Direction =
Omit all pictures, then retype the data exactly as given.

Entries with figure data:
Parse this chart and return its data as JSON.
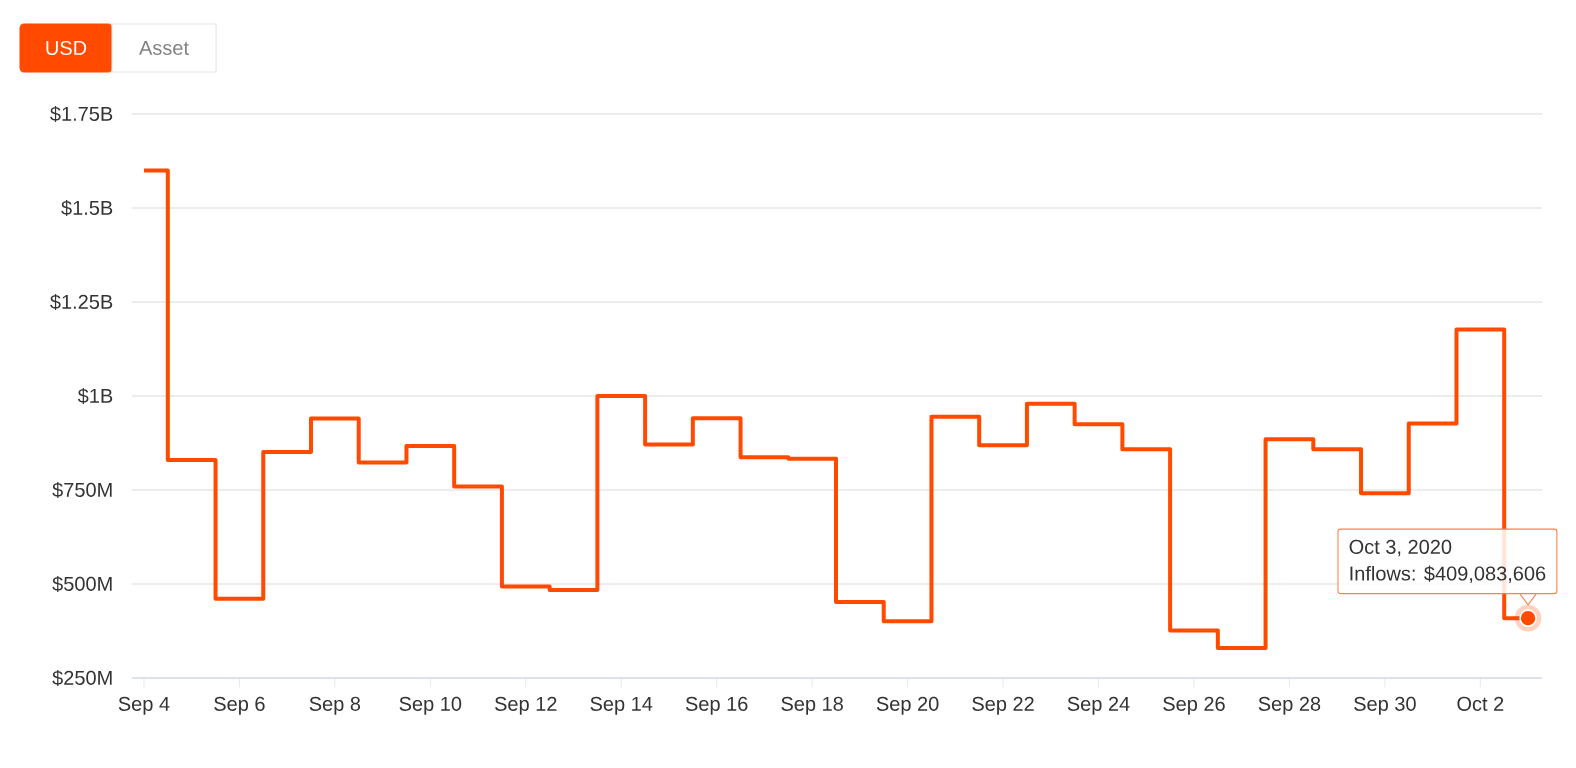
{
  "chart_data": {
    "type": "step",
    "color": "#ff4a00",
    "line_style": "solid",
    "grid": "y",
    "x": [
      "2020-09-04",
      "2020-09-05",
      "2020-09-06",
      "2020-09-07",
      "2020-09-08",
      "2020-09-09",
      "2020-09-10",
      "2020-09-11",
      "2020-09-12",
      "2020-09-13",
      "2020-09-14",
      "2020-09-15",
      "2020-09-16",
      "2020-09-17",
      "2020-09-18",
      "2020-09-19",
      "2020-09-20",
      "2020-09-21",
      "2020-09-22",
      "2020-09-23",
      "2020-09-24",
      "2020-09-25",
      "2020-09-26",
      "2020-09-27",
      "2020-09-28",
      "2020-09-29",
      "2020-09-30",
      "2020-10-01",
      "2020-10-02",
      "2020-10-03"
    ],
    "values": [
      1600000000,
      830000000,
      461000000,
      851000000,
      940000000,
      823000000,
      867000000,
      759000000,
      493000000,
      484000000,
      1000000000,
      871000000,
      941000000,
      837000000,
      833000000,
      452000000,
      401000000,
      945000000,
      869000000,
      979000000,
      925000000,
      858000000,
      376000000,
      330000000,
      885000000,
      858000000,
      741000000,
      927000000,
      1177000000,
      409083606
    ],
    "xlim": [
      "2020-09-03T18:00",
      "2020-10-03T07:00"
    ],
    "xticks": [
      {
        "value": "2020-09-04",
        "label": "Sep 4"
      },
      {
        "value": "2020-09-06",
        "label": "Sep 6"
      },
      {
        "value": "2020-09-08",
        "label": "Sep 8"
      },
      {
        "value": "2020-09-10",
        "label": "Sep 10"
      },
      {
        "value": "2020-09-12",
        "label": "Sep 12"
      },
      {
        "value": "2020-09-14",
        "label": "Sep 14"
      },
      {
        "value": "2020-09-16",
        "label": "Sep 16"
      },
      {
        "value": "2020-09-18",
        "label": "Sep 18"
      },
      {
        "value": "2020-09-20",
        "label": "Sep 20"
      },
      {
        "value": "2020-09-22",
        "label": "Sep 22"
      },
      {
        "value": "2020-09-24",
        "label": "Sep 24"
      },
      {
        "value": "2020-09-26",
        "label": "Sep 26"
      },
      {
        "value": "2020-09-28",
        "label": "Sep 28"
      },
      {
        "value": "2020-09-30",
        "label": "Sep 30"
      },
      {
        "value": "2020-10-02",
        "label": "Oct 2"
      }
    ],
    "ylim": [
      250000000,
      1750000000
    ],
    "yticks": [
      {
        "value": 250000000,
        "label": "$250M"
      },
      {
        "value": 500000000,
        "label": "$500M"
      },
      {
        "value": 750000000,
        "label": "$750M"
      },
      {
        "value": 1000000000,
        "label": "$1B"
      },
      {
        "value": 1250000000,
        "label": "$1.25B"
      },
      {
        "value": 1500000000,
        "label": "$1.5B"
      },
      {
        "value": 1750000000,
        "label": "$1.75B"
      }
    ],
    "annotations": [
      "USD",
      "Asset",
      "Oct 3, 2020",
      {
        "text": "Inflows: $409,083,606",
        "x": "2020-10-03",
        "y": 409083606
      }
    ]
  }
}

Task result =
Parse this chart and return its data as JSON.
{
  "chart_data": {
    "type": "step",
    "color": "#ff4a00",
    "line_style": "solid",
    "grid": "y",
    "x": [
      "2020-09-04",
      "2020-09-05",
      "2020-09-06",
      "2020-09-07",
      "2020-09-08",
      "2020-09-09",
      "2020-09-10",
      "2020-09-11",
      "2020-09-12",
      "2020-09-13",
      "2020-09-14",
      "2020-09-15",
      "2020-09-16",
      "2020-09-17",
      "2020-09-18",
      "2020-09-19",
      "2020-09-20",
      "2020-09-21",
      "2020-09-22",
      "2020-09-23",
      "2020-09-24",
      "2020-09-25",
      "2020-09-26",
      "2020-09-27",
      "2020-09-28",
      "2020-09-29",
      "2020-09-30",
      "2020-10-01",
      "2020-10-02",
      "2020-10-03"
    ],
    "values": [
      1600000000,
      830000000,
      461000000,
      851000000,
      940000000,
      823000000,
      867000000,
      759000000,
      493000000,
      484000000,
      1000000000,
      871000000,
      941000000,
      837000000,
      833000000,
      452000000,
      401000000,
      945000000,
      869000000,
      979000000,
      925000000,
      858000000,
      376000000,
      330000000,
      885000000,
      858000000,
      741000000,
      927000000,
      1177000000,
      409083606
    ],
    "xlim": [
      "2020-09-03T18:00",
      "2020-10-03T07:00"
    ],
    "xticks": [
      {
        "value": "2020-09-04",
        "label": "Sep 4"
      },
      {
        "value": "2020-09-06",
        "label": "Sep 6"
      },
      {
        "value": "2020-09-08",
        "label": "Sep 8"
      },
      {
        "value": "2020-09-10",
        "label": "Sep 10"
      },
      {
        "value": "2020-09-12",
        "label": "Sep 12"
      },
      {
        "value": "2020-09-14",
        "label": "Sep 14"
      },
      {
        "value": "2020-09-16",
        "label": "Sep 16"
      },
      {
        "value": "2020-09-18",
        "label": "Sep 18"
      },
      {
        "value": "2020-09-20",
        "label": "Sep 20"
      },
      {
        "value": "2020-09-22",
        "label": "Sep 22"
      },
      {
        "value": "2020-09-24",
        "label": "Sep 24"
      },
      {
        "value": "2020-09-26",
        "label": "Sep 26"
      },
      {
        "value": "2020-09-28",
        "label": "Sep 28"
      },
      {
        "value": "2020-09-30",
        "label": "Sep 30"
      },
      {
        "value": "2020-10-02",
        "label": "Oct 2"
      }
    ],
    "ylim": [
      250000000,
      1750000000
    ],
    "yticks": [
      {
        "value": 250000000,
        "label": "$250M"
      },
      {
        "value": 500000000,
        "label": "$500M"
      },
      {
        "value": 750000000,
        "label": "$750M"
      },
      {
        "value": 1000000000,
        "label": "$1B"
      },
      {
        "value": 1250000000,
        "label": "$1.25B"
      },
      {
        "value": 1500000000,
        "label": "$1.5B"
      },
      {
        "value": 1750000000,
        "label": "$1.75B"
      }
    ],
    "annotations": [
      "USD",
      "Asset",
      "Oct 3, 2020",
      {
        "text": "Inflows: $409,083,606",
        "x": "2020-10-03",
        "y": 409083606
      }
    ]
  }
}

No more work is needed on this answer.